### Your task
Reproduce all entries verbatim, with nothing added or dropped.

### Dataset entries
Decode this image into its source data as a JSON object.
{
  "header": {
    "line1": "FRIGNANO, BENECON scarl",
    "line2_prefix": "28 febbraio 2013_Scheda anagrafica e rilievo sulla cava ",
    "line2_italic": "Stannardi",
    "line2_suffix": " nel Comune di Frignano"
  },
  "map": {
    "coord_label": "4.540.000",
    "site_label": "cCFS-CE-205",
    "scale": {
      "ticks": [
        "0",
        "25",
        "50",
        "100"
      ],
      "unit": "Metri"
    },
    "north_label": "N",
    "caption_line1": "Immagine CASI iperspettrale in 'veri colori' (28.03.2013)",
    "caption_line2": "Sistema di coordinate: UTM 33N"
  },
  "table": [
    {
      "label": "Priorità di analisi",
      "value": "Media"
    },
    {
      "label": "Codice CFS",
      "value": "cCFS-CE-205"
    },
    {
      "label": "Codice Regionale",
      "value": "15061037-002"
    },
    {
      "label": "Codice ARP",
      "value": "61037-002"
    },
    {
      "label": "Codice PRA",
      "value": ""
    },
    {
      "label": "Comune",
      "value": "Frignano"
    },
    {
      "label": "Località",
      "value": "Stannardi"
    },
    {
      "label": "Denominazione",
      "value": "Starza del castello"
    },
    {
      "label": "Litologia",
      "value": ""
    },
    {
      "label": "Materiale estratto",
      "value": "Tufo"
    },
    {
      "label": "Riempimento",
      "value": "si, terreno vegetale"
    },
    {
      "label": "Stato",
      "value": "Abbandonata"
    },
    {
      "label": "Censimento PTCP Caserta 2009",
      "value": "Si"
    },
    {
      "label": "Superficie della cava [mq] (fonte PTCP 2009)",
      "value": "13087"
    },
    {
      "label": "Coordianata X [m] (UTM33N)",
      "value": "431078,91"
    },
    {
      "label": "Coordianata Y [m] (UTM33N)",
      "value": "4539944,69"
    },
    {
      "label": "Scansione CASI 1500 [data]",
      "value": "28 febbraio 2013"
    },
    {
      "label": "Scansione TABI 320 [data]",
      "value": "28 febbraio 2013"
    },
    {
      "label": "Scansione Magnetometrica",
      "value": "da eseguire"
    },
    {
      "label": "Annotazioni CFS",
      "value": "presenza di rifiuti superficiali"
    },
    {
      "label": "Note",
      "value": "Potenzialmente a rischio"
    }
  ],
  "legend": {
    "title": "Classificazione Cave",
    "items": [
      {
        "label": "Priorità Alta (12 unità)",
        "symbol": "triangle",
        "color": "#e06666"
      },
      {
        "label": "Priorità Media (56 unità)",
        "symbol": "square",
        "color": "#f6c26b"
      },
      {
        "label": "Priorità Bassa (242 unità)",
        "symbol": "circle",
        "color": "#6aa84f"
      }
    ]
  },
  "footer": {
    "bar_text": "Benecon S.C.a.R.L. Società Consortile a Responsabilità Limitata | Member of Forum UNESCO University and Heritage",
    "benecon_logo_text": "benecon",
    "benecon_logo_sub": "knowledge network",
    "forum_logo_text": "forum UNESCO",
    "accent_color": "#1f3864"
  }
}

### Response
Decode this image into its source data as a JSON object.
{
  "header": {
    "line1": "FRIGNANO, BENECON scarl",
    "line2_prefix": "28 febbraio 2013_Scheda anagrafica e rilievo sulla cava ",
    "line2_italic": "Stannardi",
    "line2_suffix": " nel Comune di Frignano"
  },
  "map": {
    "coord_label": "4.540.000",
    "site_label": "cCFS-CE-205",
    "scale": {
      "ticks": [
        "0",
        "25",
        "50",
        "100"
      ],
      "unit": "Metri"
    },
    "north_label": "N",
    "caption_line1": "Immagine CASI iperspettrale in 'veri colori' (28.03.2013)",
    "caption_line2": "Sistema di coordinate: UTM 33N"
  },
  "table": [
    {
      "label": "Priorità di analisi",
      "value": "Media"
    },
    {
      "label": "Codice CFS",
      "value": "cCFS-CE-205"
    },
    {
      "label": "Codice Regionale",
      "value": "15061037-002"
    },
    {
      "label": "Codice ARP",
      "value": "61037-002"
    },
    {
      "label": "Codice PRA",
      "value": ""
    },
    {
      "label": "Comune",
      "value": "Frignano"
    },
    {
      "label": "Località",
      "value": "Stannardi"
    },
    {
      "label": "Denominazione",
      "value": "Starza del castello"
    },
    {
      "label": "Litologia",
      "value": ""
    },
    {
      "label": "Materiale estratto",
      "value": "Tufo"
    },
    {
      "label": "Riempimento",
      "value": "si, terreno vegetale"
    },
    {
      "label": "Stato",
      "value": "Abbandonata"
    },
    {
      "label": "Censimento PTCP Caserta 2009",
      "value": "Si"
    },
    {
      "label": "Superficie della cava [mq] (fonte PTCP 2009)",
      "value": "13087"
    },
    {
      "label": "Coordianata X [m] (UTM33N)",
      "value": "431078,91"
    },
    {
      "label": "Coordianata Y [m] (UTM33N)",
      "value": "4539944,69"
    },
    {
      "label": "Scansione CASI 1500 [data]",
      "value": "28 febbraio 2013"
    },
    {
      "label": "Scansione TABI 320 [data]",
      "value": "28 febbraio 2013"
    },
    {
      "label": "Scansione Magnetometrica",
      "value": "da eseguire"
    },
    {
      "label": "Annotazioni CFS",
      "value": "presenza di rifiuti superficiali"
    },
    {
      "label": "Note",
      "value": "Potenzialmente a rischio"
    }
  ],
  "legend": {
    "title": "Classificazione Cave",
    "items": [
      {
        "label": "Priorità Alta (12 unità)",
        "symbol": "triangle",
        "color": "#e06666"
      },
      {
        "label": "Priorità Media (56 unità)",
        "symbol": "square",
        "color": "#f6c26b"
      },
      {
        "label": "Priorità Bassa (242 unità)",
        "symbol": "circle",
        "color": "#6aa84f"
      }
    ]
  },
  "footer": {
    "bar_text": "Benecon S.C.a.R.L. Società Consortile a Responsabilità Limitata | Member of Forum UNESCO University and Heritage",
    "benecon_logo_text": "benecon",
    "benecon_logo_sub": "knowledge network",
    "forum_logo_text": "forum UNESCO",
    "accent_color": "#1f3864"
  }
}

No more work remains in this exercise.